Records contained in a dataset
----------

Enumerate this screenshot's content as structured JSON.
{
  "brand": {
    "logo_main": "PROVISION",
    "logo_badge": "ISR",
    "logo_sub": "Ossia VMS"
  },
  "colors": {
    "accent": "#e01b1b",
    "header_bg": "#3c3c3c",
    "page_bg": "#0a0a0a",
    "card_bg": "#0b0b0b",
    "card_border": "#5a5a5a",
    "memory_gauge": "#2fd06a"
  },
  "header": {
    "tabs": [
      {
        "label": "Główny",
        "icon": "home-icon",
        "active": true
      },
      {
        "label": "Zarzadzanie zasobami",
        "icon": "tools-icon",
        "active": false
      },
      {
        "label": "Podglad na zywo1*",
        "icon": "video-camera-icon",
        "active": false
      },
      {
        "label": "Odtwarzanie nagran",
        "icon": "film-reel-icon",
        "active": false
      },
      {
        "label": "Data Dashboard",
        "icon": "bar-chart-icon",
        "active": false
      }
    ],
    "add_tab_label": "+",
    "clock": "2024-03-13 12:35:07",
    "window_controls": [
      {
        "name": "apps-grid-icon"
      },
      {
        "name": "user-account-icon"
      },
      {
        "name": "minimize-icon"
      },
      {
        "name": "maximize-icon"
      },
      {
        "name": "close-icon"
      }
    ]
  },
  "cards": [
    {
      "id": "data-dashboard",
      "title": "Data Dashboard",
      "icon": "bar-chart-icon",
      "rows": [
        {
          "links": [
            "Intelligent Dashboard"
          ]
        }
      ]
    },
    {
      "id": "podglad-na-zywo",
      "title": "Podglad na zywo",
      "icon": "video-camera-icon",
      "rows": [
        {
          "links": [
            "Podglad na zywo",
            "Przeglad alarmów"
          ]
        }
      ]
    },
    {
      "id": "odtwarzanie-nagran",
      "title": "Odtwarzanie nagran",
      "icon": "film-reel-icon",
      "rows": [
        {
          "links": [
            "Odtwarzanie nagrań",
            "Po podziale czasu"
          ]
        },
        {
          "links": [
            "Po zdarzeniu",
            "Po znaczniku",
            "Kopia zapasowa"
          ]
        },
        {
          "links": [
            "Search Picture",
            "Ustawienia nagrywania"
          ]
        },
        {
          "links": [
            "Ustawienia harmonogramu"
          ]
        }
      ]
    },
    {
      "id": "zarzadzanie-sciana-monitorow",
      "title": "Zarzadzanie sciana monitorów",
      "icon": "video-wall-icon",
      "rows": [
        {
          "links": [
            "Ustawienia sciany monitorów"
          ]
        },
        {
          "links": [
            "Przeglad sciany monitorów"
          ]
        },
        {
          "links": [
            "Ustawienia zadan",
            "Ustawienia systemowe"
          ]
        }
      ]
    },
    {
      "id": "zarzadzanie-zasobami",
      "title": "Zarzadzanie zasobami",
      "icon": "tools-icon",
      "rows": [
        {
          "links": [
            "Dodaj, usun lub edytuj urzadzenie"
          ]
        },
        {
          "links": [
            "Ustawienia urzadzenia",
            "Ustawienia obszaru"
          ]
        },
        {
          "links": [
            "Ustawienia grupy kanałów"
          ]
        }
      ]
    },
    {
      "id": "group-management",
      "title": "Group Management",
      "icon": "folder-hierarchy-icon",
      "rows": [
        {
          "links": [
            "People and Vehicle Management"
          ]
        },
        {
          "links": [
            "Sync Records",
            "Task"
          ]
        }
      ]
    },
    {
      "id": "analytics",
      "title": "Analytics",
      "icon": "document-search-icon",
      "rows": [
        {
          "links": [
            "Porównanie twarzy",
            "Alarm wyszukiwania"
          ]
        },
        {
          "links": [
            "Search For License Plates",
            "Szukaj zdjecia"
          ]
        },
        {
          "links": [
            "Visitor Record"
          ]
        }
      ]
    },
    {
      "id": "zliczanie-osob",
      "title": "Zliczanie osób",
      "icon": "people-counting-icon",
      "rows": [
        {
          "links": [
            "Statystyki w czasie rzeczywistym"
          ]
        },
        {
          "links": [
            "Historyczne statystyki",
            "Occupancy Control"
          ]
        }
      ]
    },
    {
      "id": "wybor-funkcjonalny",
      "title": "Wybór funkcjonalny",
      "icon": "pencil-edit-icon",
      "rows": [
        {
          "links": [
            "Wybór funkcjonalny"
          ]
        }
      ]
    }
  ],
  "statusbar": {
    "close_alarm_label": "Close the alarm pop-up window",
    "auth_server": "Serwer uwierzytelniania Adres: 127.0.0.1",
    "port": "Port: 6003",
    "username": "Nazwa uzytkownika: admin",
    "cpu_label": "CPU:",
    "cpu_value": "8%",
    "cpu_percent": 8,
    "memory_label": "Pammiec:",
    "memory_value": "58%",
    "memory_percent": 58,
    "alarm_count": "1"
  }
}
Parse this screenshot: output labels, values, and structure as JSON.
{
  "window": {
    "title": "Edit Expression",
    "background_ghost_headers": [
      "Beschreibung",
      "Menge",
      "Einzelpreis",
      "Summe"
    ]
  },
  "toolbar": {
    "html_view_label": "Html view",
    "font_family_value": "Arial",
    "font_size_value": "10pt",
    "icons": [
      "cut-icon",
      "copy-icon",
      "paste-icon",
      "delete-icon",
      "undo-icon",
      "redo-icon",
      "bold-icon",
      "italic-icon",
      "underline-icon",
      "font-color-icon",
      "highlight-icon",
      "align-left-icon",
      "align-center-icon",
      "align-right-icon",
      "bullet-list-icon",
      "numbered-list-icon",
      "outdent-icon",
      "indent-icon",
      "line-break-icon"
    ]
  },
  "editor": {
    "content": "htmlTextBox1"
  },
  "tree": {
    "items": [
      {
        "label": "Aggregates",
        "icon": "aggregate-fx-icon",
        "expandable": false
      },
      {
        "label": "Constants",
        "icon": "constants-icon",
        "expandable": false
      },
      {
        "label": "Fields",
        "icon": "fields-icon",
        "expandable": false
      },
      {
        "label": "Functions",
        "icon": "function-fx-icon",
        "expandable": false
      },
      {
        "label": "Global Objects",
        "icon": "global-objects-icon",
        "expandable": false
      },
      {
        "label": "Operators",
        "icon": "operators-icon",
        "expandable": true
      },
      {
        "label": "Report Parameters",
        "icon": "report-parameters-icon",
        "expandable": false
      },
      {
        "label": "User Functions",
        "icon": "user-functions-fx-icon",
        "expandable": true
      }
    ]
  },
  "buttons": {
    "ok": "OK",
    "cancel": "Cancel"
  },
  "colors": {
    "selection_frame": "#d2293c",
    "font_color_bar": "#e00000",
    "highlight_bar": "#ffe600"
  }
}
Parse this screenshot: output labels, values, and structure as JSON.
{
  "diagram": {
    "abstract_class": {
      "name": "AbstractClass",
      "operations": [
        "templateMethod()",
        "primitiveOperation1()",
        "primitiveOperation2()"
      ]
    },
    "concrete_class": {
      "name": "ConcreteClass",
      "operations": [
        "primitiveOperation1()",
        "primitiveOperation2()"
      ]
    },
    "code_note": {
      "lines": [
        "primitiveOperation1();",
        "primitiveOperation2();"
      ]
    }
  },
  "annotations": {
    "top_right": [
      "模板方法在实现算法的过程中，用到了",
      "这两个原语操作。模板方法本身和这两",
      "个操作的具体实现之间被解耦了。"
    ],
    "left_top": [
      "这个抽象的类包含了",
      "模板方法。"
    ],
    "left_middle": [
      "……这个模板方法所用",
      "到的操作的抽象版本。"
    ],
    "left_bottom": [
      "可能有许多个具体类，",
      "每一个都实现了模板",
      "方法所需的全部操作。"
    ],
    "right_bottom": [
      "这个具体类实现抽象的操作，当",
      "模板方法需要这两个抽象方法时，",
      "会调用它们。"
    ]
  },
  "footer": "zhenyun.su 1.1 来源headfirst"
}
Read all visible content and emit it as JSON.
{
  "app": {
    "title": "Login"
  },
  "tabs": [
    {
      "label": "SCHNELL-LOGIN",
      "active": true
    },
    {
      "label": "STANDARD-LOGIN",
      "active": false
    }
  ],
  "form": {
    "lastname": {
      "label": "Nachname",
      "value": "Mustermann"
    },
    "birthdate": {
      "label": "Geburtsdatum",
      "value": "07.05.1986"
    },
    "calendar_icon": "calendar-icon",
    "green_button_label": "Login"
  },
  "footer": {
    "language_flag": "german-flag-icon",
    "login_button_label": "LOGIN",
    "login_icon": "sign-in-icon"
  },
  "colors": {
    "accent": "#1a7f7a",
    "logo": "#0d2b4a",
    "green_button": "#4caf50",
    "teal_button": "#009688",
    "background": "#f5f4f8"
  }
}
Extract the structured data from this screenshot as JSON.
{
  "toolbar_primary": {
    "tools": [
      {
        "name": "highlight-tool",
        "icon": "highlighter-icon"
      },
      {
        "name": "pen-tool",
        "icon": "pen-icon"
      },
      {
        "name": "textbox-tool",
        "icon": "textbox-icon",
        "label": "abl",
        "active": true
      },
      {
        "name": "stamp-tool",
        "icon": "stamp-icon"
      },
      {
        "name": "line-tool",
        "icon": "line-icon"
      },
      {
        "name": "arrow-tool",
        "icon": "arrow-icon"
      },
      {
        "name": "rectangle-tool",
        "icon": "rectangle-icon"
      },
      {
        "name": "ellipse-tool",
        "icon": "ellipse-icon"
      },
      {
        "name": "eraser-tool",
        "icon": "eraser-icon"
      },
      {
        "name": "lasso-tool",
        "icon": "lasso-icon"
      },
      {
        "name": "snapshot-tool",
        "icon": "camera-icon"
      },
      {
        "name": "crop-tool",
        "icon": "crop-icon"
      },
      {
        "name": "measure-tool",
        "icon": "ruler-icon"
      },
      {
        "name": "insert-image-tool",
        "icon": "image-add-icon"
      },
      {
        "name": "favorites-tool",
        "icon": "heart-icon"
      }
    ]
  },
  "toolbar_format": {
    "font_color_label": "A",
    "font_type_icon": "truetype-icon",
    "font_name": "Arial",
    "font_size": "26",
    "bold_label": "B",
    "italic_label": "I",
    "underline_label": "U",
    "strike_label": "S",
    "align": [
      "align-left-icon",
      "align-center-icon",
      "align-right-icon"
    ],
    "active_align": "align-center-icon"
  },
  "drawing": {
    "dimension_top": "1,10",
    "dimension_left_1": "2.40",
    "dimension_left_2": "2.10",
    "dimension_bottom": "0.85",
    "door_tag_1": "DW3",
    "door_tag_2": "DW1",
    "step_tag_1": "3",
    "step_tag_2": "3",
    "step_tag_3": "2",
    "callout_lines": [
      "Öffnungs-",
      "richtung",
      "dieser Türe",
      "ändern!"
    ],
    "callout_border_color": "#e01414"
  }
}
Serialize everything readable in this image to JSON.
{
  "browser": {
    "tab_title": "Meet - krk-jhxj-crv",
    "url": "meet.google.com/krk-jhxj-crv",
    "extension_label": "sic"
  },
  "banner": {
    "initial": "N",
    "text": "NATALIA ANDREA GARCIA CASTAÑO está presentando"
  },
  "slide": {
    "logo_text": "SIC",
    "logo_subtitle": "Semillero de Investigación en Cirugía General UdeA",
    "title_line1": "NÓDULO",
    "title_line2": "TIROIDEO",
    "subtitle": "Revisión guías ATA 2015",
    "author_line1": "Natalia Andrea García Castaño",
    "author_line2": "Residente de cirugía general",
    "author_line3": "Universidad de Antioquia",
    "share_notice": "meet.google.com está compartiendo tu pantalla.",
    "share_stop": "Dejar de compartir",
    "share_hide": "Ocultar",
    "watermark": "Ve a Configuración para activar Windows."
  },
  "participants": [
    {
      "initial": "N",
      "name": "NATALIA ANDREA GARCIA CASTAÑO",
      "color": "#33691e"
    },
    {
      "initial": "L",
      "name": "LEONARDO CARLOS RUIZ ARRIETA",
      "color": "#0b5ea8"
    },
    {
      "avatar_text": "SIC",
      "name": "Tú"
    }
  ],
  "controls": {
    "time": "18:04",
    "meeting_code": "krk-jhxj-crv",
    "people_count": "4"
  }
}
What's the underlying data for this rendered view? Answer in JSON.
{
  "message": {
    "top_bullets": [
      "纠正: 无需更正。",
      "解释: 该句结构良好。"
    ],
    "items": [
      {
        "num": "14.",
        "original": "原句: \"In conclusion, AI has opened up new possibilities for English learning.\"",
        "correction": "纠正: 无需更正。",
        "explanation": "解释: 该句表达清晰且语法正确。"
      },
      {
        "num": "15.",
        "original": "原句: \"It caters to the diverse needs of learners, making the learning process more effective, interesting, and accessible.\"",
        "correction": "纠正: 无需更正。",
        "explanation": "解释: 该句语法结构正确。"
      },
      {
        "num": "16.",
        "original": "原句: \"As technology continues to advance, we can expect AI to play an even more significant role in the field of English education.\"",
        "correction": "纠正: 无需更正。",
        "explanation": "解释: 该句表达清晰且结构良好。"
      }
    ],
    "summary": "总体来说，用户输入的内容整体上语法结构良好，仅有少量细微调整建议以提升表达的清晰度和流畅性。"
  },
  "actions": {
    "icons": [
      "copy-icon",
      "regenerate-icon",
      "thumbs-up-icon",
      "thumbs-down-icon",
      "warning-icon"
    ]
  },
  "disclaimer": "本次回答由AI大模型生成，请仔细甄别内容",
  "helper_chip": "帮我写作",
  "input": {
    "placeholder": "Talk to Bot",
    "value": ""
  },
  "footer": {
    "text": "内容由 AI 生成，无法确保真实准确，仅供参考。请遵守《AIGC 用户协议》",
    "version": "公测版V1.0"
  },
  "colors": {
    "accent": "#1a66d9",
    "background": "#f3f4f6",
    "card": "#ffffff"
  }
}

----------

§ **Directions for this task**
Tally the lines of the material above that contain the word "Przeglad" and report the total alone.

§ **Response**
2